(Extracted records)
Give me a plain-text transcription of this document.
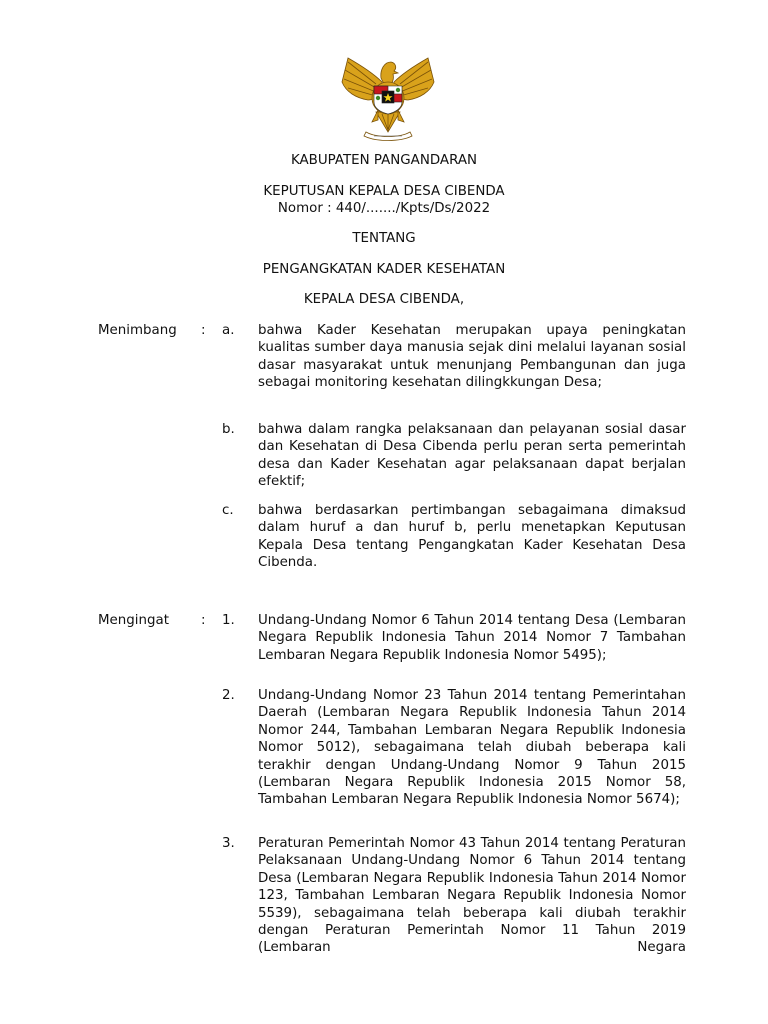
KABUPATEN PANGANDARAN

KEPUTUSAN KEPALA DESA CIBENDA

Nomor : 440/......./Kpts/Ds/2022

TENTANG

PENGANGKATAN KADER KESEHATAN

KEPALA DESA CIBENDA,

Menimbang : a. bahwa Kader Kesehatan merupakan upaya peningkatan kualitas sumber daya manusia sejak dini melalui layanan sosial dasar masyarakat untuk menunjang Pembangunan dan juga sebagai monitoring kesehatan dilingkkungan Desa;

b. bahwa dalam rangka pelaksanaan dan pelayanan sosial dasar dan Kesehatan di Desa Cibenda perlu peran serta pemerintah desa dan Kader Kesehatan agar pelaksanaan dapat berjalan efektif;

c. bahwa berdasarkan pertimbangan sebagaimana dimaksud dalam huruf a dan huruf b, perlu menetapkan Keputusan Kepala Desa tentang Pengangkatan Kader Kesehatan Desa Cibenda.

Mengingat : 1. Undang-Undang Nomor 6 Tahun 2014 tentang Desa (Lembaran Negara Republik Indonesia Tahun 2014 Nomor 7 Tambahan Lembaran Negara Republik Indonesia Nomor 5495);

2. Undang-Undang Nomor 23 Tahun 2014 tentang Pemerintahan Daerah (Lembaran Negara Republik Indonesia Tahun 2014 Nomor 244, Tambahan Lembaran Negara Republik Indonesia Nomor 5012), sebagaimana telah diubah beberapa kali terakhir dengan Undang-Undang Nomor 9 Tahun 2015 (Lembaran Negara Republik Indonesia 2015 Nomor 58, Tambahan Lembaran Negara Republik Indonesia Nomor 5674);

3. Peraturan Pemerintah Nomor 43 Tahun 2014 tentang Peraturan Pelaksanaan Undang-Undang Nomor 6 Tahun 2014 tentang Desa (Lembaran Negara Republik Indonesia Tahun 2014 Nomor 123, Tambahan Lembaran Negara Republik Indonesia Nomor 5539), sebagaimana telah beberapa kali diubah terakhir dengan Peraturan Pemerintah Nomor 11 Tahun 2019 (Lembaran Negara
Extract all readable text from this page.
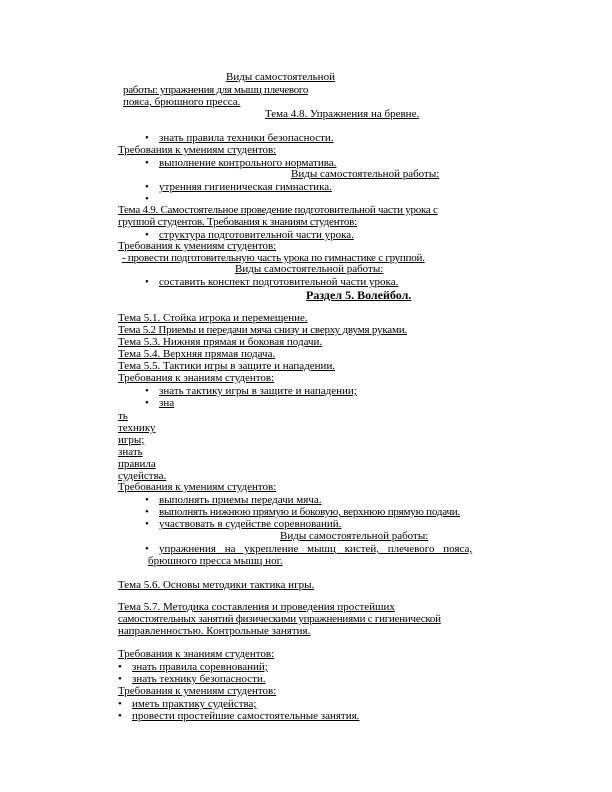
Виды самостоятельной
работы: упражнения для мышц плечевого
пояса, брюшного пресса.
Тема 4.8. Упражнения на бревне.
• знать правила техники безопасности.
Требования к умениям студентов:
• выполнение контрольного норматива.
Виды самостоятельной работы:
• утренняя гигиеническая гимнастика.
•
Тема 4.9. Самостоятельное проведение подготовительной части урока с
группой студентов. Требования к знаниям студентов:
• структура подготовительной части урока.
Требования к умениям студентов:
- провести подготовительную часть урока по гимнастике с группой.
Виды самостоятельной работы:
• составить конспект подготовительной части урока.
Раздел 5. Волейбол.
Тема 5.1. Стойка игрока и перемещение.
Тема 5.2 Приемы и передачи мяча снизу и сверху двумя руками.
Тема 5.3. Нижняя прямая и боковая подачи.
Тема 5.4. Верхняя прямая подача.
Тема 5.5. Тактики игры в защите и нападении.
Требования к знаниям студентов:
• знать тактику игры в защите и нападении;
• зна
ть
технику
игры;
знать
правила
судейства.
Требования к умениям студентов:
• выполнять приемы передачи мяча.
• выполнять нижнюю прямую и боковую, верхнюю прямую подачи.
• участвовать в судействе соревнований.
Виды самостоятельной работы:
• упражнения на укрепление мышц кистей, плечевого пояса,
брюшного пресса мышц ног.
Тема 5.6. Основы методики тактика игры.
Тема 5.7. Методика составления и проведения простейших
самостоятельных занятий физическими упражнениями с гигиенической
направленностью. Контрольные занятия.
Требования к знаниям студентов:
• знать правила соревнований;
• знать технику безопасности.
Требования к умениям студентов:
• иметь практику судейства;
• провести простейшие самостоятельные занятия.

Task directions: Read the data above. Pull out each line in which the string "kali" appears.

Response:
2. Undang-Undang Nomor 23 Tahun 2014 tentang Pemerintahan Daerah (Lembaran Negara Republik Indonesia Tahun 2014 Nomor 244, Tambahan Lembaran Negara Republik Indonesia Nomor 5012), sebagaimana telah diubah beberapa kali terakhir dengan Undang-Undang Nomor 9 Tahun 2015 (Lembaran Negara Republik Indonesia 2015 Nomor 58, Tambahan Lembaran Negara Republik Indonesia Nomor 5674);
3. Peraturan Pemerintah Nomor 43 Tahun 2014 tentang Peraturan Pelaksanaan Undang-Undang Nomor 6 Tahun 2014 tentang Desa (Lembaran Negara Republik Indonesia Tahun 2014 Nomor 123, Tambahan Lembaran Negara Republik Indonesia Nomor 5539), sebagaimana telah beberapa kali diubah terakhir dengan Peraturan Pemerintah Nomor 11 Tahun 2019 (Lembaran Negara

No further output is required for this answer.